Only the pictures are omitted; repeat all other data exactly.

=-=-=-=-=

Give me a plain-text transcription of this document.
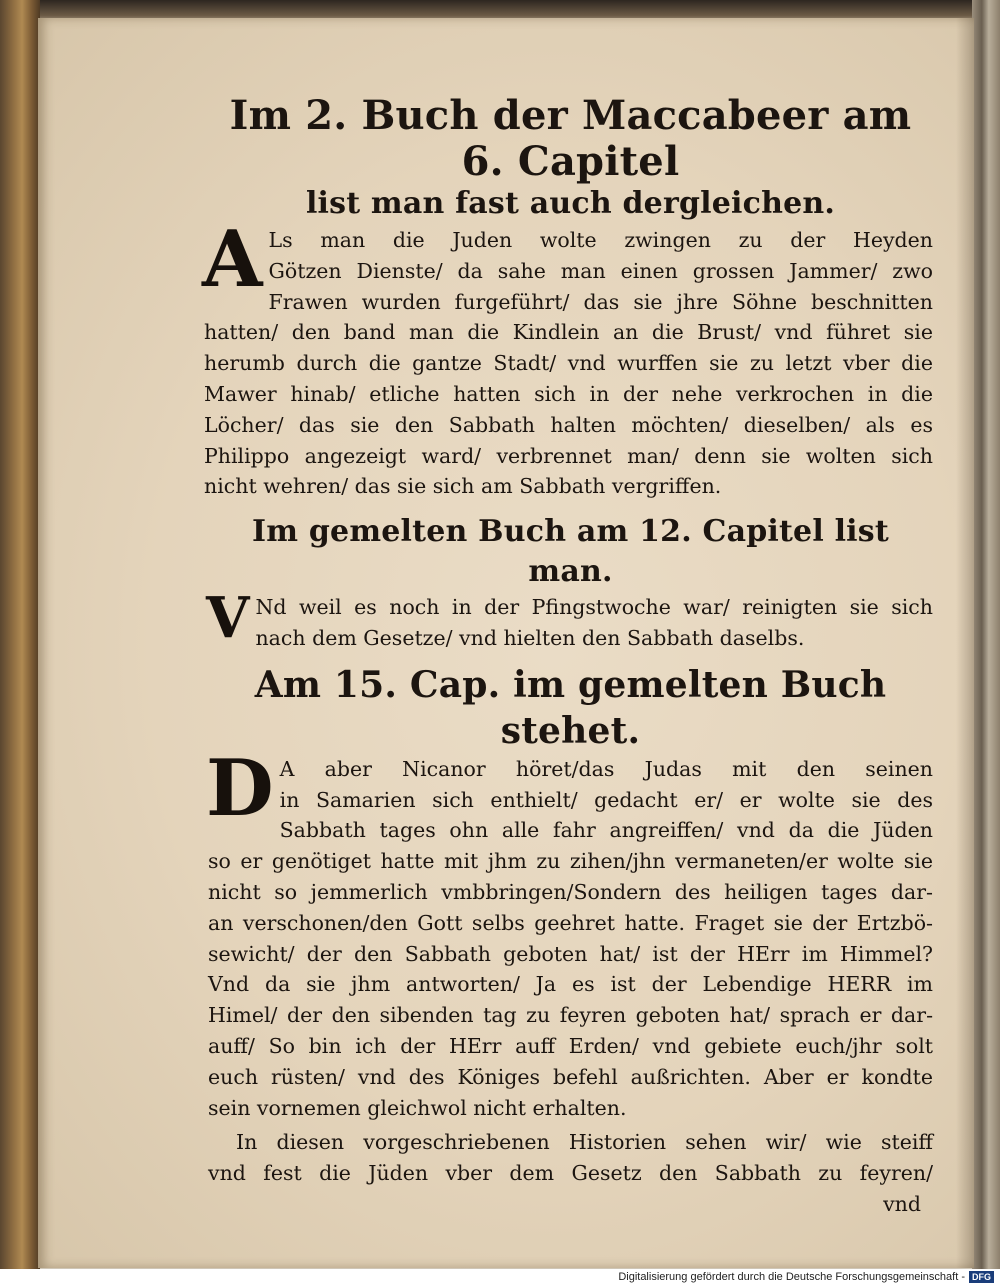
Im 2. Buch der Maccabeer am 6. Capitel

list man fast auch dergleichen.

A Ls man die Juden wolte zwingen zu der Heyden
Götzen Dienste/ da sahe man einen grossen Jammer/ zwo
Frawen wurden furgeführt/ das sie jhre Söhne beschnitten
hatten/ den band man die Kindlein an die Brust/ vnd führet sie
herumb durch die gantze Stadt/ vnd wurffen sie zu letzt vber die
Mawer hinab/ etliche hatten sich in der nehe verkrochen in die
Löcher/ das sie den Sabbath halten möchten/ dieselben/ als es
Philippo angezeigt ward/ verbrennet man/ denn sie wolten sich
nicht wehren/ das sie sich am Sabbath vergriffen.

Im gemelten Buch am 12. Capitel list man.

V Nd weil es noch in der Pfingstwoche war/ reinigten sie sich
nach dem Gesetze/ vnd hielten den Sabbath daselbs.

Am 15. Cap. im gemelten Buch stehet.

D A aber Nicanor höret/das Judas mit den seinen
in Samarien sich enthielt/ gedacht er/ er wolte sie des
Sabbath tages ohn alle fahr angreiffen/ vnd da die Jüden
so er genötiget hatte mit jhm zu zihen/jhn vermaneten/er wolte sie
nicht so jemmerlich vmbbringen/Sondern des heiligen tages dar-
an verschonen/den Gott selbs geehret hatte. Fraget sie der Ertzbö-
sewicht/ der den Sabbath geboten hat/ ist der HErr im Himmel?
Vnd da sie jhm antworten/ Ja es ist der Lebendige HERR im
Himel/ der den sibenden tag zu feyren geboten hat/ sprach er dar-
auff/ So bin ich der HErr auff Erden/ vnd gebiete euch/jhr solt
euch rüsten/ vnd des Königes befehl außrichten. Aber er kondte
sein vornemen gleichwol nicht erhalten.
In diesen vorgeschriebenen Historien sehen wir/ wie steiff
vnd fest die Jüden vber dem Gesetz den Sabbath zu feyren/
vnd
Digitalisierung gefördert durch die Deutsche Forschungsgemeinschaft - DFG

=-=-=-=-=

## Result
Give me a plain-text transcription of this document.
Im 2. Buch der Maccabeer am 6. Capitel

list man fast auch dergleichen.

A Ls man die Juden wolte zwingen zu der Heyden
Götzen Dienste/ da sahe man einen grossen Jammer/ zwo
Frawen wurden furgeführt/ das sie jhre Söhne beschnitten
hatten/ den band man die Kindlein an die Brust/ vnd führet sie
herumb durch die gantze Stadt/ vnd wurffen sie zu letzt vber die
Mawer hinab/ etliche hatten sich in der nehe verkrochen in die
Löcher/ das sie den Sabbath halten möchten/ dieselben/ als es
Philippo angezeigt ward/ verbrennet man/ denn sie wolten sich
nicht wehren/ das sie sich am Sabbath vergriffen.

Im gemelten Buch am 12. Capitel list man.

V Nd weil es noch in der Pfingstwoche war/ reinigten sie sich
nach dem Gesetze/ vnd hielten den Sabbath daselbs.

Am 15. Cap. im gemelten Buch stehet.

D A aber Nicanor höret/das Judas mit den seinen
in Samarien sich enthielt/ gedacht er/ er wolte sie des
Sabbath tages ohn alle fahr angreiffen/ vnd da die Jüden
so er genötiget hatte mit jhm zu zihen/jhn vermaneten/er wolte sie
nicht so jemmerlich vmbbringen/Sondern des heiligen tages dar-
an verschonen/den Gott selbs geehret hatte. Fraget sie der Ertzbö-
sewicht/ der den Sabbath geboten hat/ ist der HErr im Himmel?
Vnd da sie jhm antworten/ Ja es ist der Lebendige HERR im
Himel/ der den sibenden tag zu feyren geboten hat/ sprach er dar-
auff/ So bin ich der HErr auff Erden/ vnd gebiete euch/jhr solt
euch rüsten/ vnd des Königes befehl außrichten. Aber er kondte
sein vornemen gleichwol nicht erhalten.
In diesen vorgeschriebenen Historien sehen wir/ wie steiff
vnd fest die Jüden vber dem Gesetz den Sabbath zu feyren/
vnd
Digitalisierung gefördert durch die Deutsche Forschungsgemeinschaft - DFG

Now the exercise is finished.